Stated exercise =
Lines that contain the string "nalumina" are to be copied; leave out all others.

Data extract =
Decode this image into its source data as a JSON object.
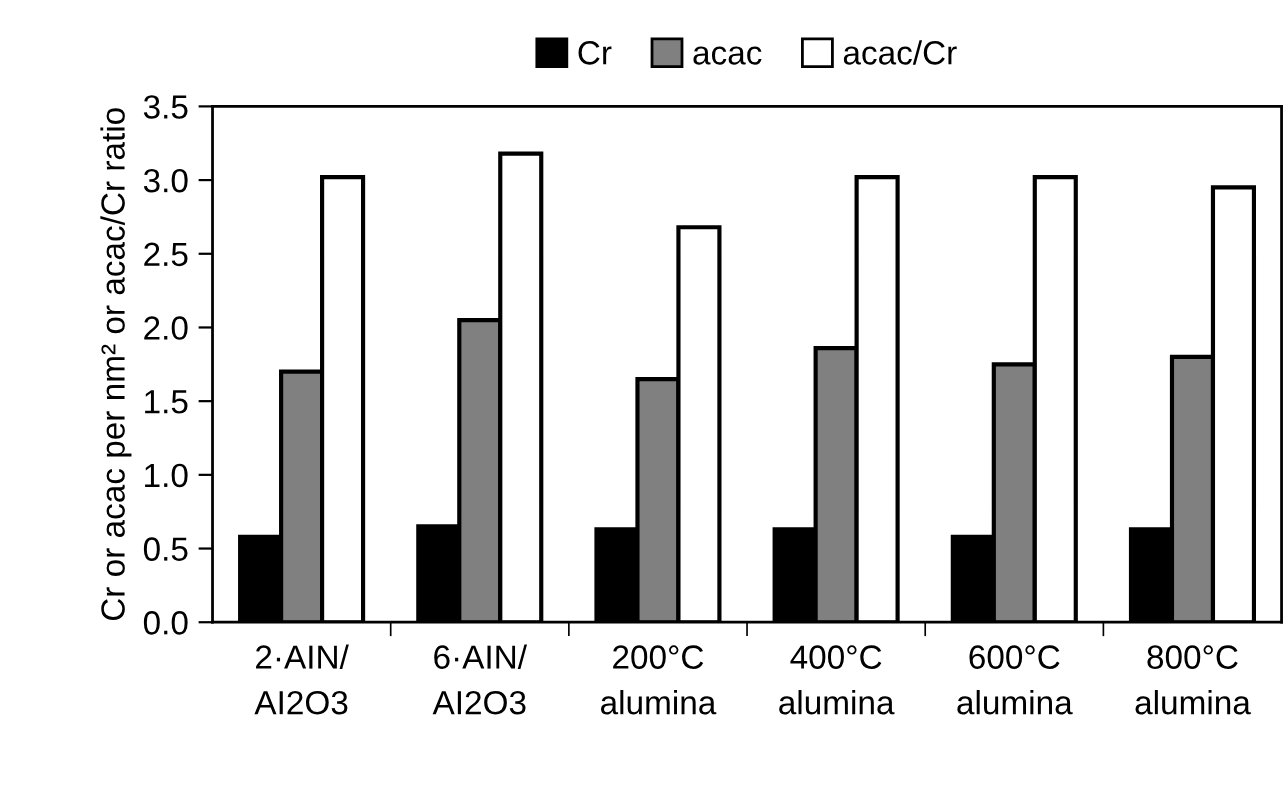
{
  "chart_data": {
    "type": "bar",
    "ylabel": "Cr or acac per nm² or acac/Cr ratio",
    "categories": [
      "2·AIN/\nAI2O3",
      "6·AIN/\nAI2O3",
      "200°C\nalumina",
      "400°C\nalumina",
      "600°C\nalumina",
      "800°C\nalumina"
    ],
    "series": [
      {
        "name": "Cr",
        "color": "#000000",
        "values": [
          0.58,
          0.65,
          0.63,
          0.63,
          0.58,
          0.63
        ]
      },
      {
        "name": "acac",
        "color": "#808080",
        "values": [
          1.7,
          2.05,
          1.65,
          1.86,
          1.75,
          1.8
        ]
      },
      {
        "name": "acac/Cr",
        "color": "#ffffff",
        "values": [
          3.02,
          3.18,
          2.68,
          3.02,
          3.02,
          2.95
        ]
      }
    ],
    "ylim": [
      0.0,
      3.5
    ],
    "yticks": [
      {
        "value": 0,
        "label": "0.0"
      },
      0.5,
      {
        "value": 1,
        "label": "1.0"
      },
      1.5,
      {
        "value": 2,
        "label": "2.0"
      },
      2.5,
      {
        "value": 3,
        "label": "3.0"
      },
      3.5
    ],
    "grid": false,
    "legend": "top"
  }
}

Final answer =
      "200°C\nalumina",
      "400°C\nalumina",
      "600°C\nalumina",
      "800°C\nalumina"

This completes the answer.